DATA FOR THIS EXERCISE:
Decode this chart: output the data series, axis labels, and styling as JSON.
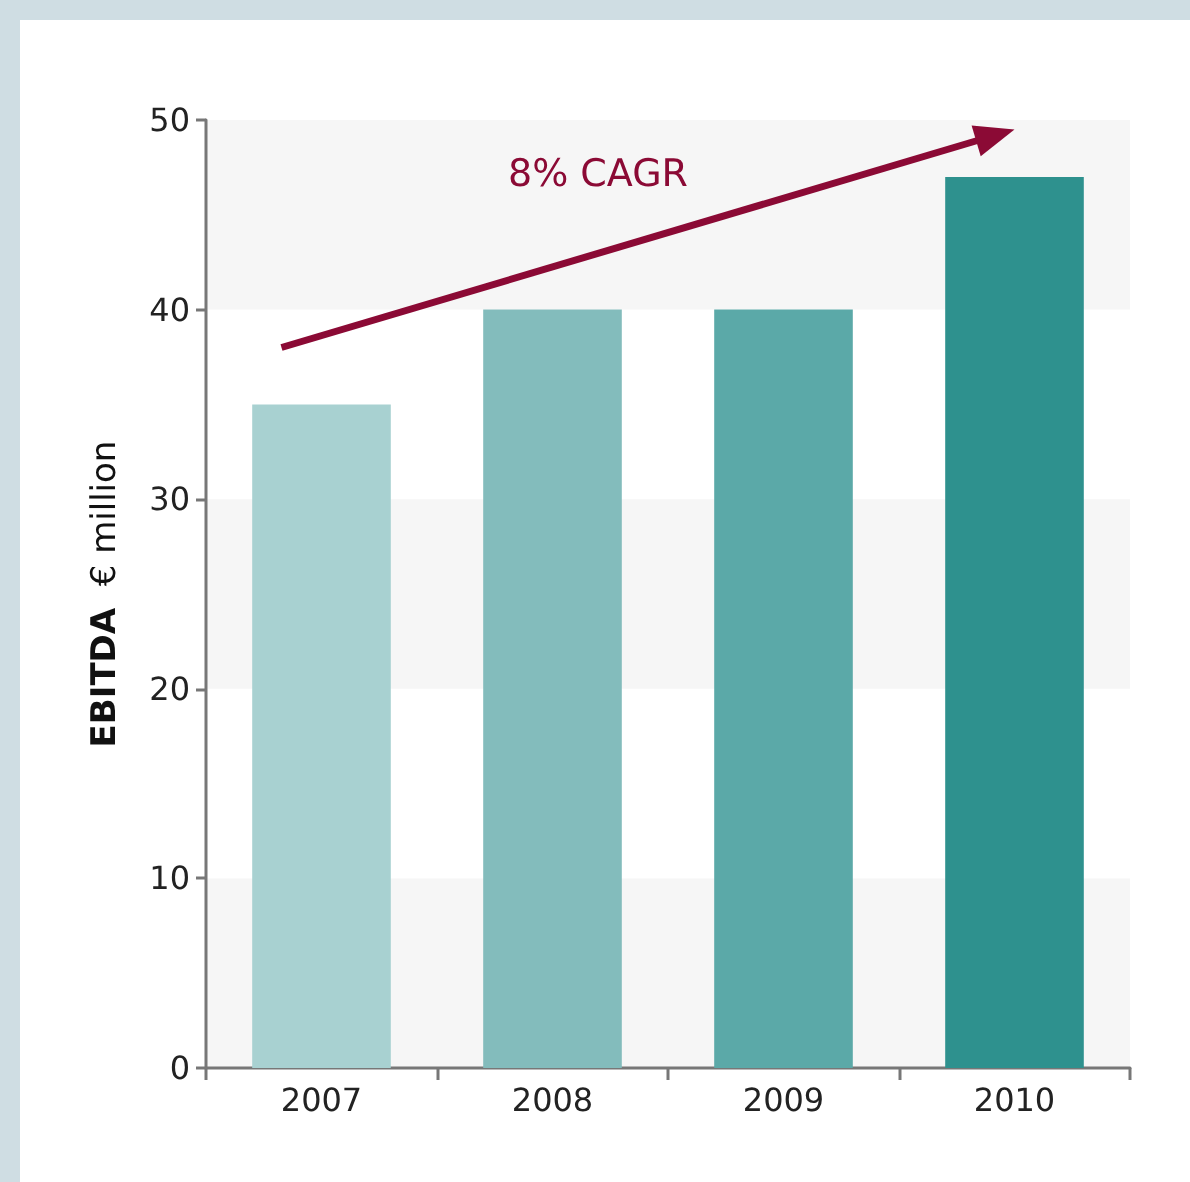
{
  "chart_data": {
    "type": "bar",
    "ylabel": "EBITDA € million",
    "categories": [
      "2007",
      "2008",
      "2009",
      "2010"
    ],
    "values": [
      35,
      40,
      40,
      47
    ],
    "colors": [
      "#a8d1d1",
      "#83bcbc",
      "#5ba9a8",
      "#2e918e"
    ],
    "ylim": [
      0,
      50
    ],
    "yticks": [
      0,
      10,
      20,
      30,
      40,
      50
    ],
    "bands": [
      {
        "axis": "y",
        "from": 0,
        "to": 10,
        "color": "#f6f6f6"
      },
      {
        "axis": "y",
        "from": 20,
        "to": 30,
        "color": "#f6f6f6"
      },
      {
        "axis": "y",
        "from": 40,
        "to": 50,
        "color": "#f6f6f6"
      }
    ],
    "annotations": [
      "8% CAGR"
    ]
  }
}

WHAT THIS TASK INVOLVES: Pictures in the records above should not be copied. Repeat everything else exactly.

IN RESPONSE:
Decode this chart: output the data series, axis labels, and styling as JSON.
{
  "chart_data": {
    "type": "bar",
    "ylabel": "EBITDA € million",
    "categories": [
      "2007",
      "2008",
      "2009",
      "2010"
    ],
    "values": [
      35,
      40,
      40,
      47
    ],
    "colors": [
      "#a8d1d1",
      "#83bcbc",
      "#5ba9a8",
      "#2e918e"
    ],
    "ylim": [
      0,
      50
    ],
    "yticks": [
      0,
      10,
      20,
      30,
      40,
      50
    ],
    "bands": [
      {
        "axis": "y",
        "from": 0,
        "to": 10,
        "color": "#f6f6f6"
      },
      {
        "axis": "y",
        "from": 20,
        "to": 30,
        "color": "#f6f6f6"
      },
      {
        "axis": "y",
        "from": 40,
        "to": 50,
        "color": "#f6f6f6"
      }
    ],
    "annotations": [
      "8% CAGR"
    ]
  }
}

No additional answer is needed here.